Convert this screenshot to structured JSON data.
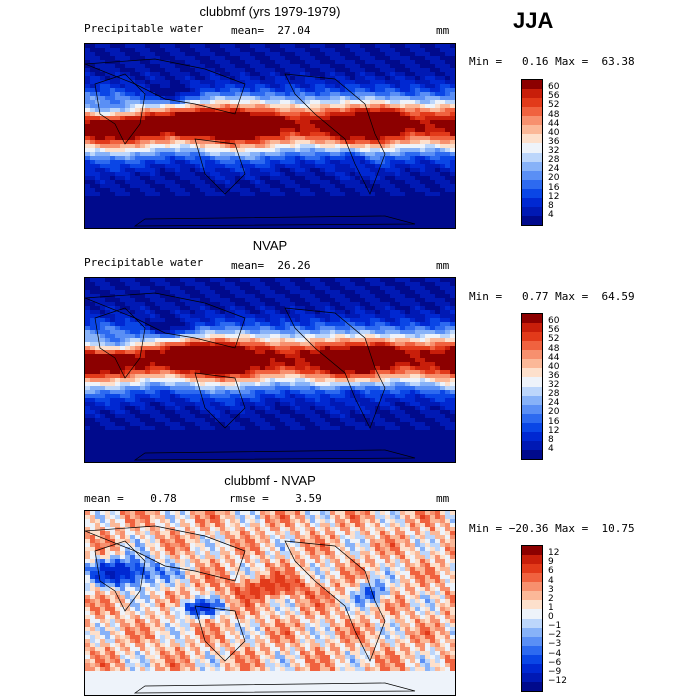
{
  "season": "JJA",
  "panels": [
    {
      "title": "clubbmf (yrs 1979-1979)",
      "left_label": "Precipitable water",
      "mid_label": "mean=  27.04",
      "unit": "mm",
      "minmax": "Min =   0.16 Max =  63.38",
      "colorbar": [
        "4",
        "8",
        "12",
        "16",
        "20",
        "24",
        "28",
        "32",
        "36",
        "40",
        "44",
        "48",
        "52",
        "56",
        "60"
      ]
    },
    {
      "title": "NVAP",
      "left_label": "Precipitable water",
      "mid_label": "mean=  26.26",
      "unit": "mm",
      "minmax": "Min =   0.77 Max =  64.59",
      "colorbar": [
        "4",
        "8",
        "12",
        "16",
        "20",
        "24",
        "28",
        "32",
        "36",
        "40",
        "44",
        "48",
        "52",
        "56",
        "60"
      ]
    },
    {
      "title": "clubbmf - NVAP",
      "left_label": "mean =    0.78",
      "mid_label": "rmse =    3.59",
      "unit": "mm",
      "minmax": "Min = −20.36 Max =  10.75",
      "colorbar": [
        "−12",
        "−9",
        "−6",
        "−4",
        "−3",
        "−2",
        "−1",
        "0",
        "1",
        "2",
        "3",
        "4",
        "6",
        "9",
        "12"
      ]
    }
  ],
  "colors": {
    "seq": [
      "#000a8c",
      "#0019b4",
      "#0028d2",
      "#0a46e6",
      "#2d6af0",
      "#5a8ff5",
      "#87b2f8",
      "#bcd6fb",
      "#eef3fa",
      "#fde0cc",
      "#fbb898",
      "#f7906e",
      "#f0623f",
      "#e23a1a",
      "#c81e0a",
      "#8c0000"
    ]
  },
  "chart_data": [
    {
      "type": "heatmap",
      "title": "clubbmf (yrs 1979-1979)",
      "variable": "Precipitable water",
      "mean": 27.04,
      "min": 0.16,
      "max": 63.38,
      "units": "mm",
      "levels": [
        4,
        8,
        12,
        16,
        20,
        24,
        28,
        32,
        36,
        40,
        44,
        48,
        52,
        56,
        60
      ]
    },
    {
      "type": "heatmap",
      "title": "NVAP",
      "variable": "Precipitable water",
      "mean": 26.26,
      "min": 0.77,
      "max": 64.59,
      "units": "mm",
      "levels": [
        4,
        8,
        12,
        16,
        20,
        24,
        28,
        32,
        36,
        40,
        44,
        48,
        52,
        56,
        60
      ]
    },
    {
      "type": "heatmap",
      "title": "clubbmf - NVAP",
      "mean": 0.78,
      "rmse": 3.59,
      "min": -20.36,
      "max": 10.75,
      "units": "mm",
      "levels": [
        -12,
        -9,
        -6,
        -4,
        -3,
        -2,
        -1,
        0,
        1,
        2,
        3,
        4,
        6,
        9,
        12
      ]
    }
  ]
}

+++++

# REQUIRED TASK:
For the entries above, count the lines that contain the string "minmax", and state that number without further comment.

# PROBLEM SOLUTION:
3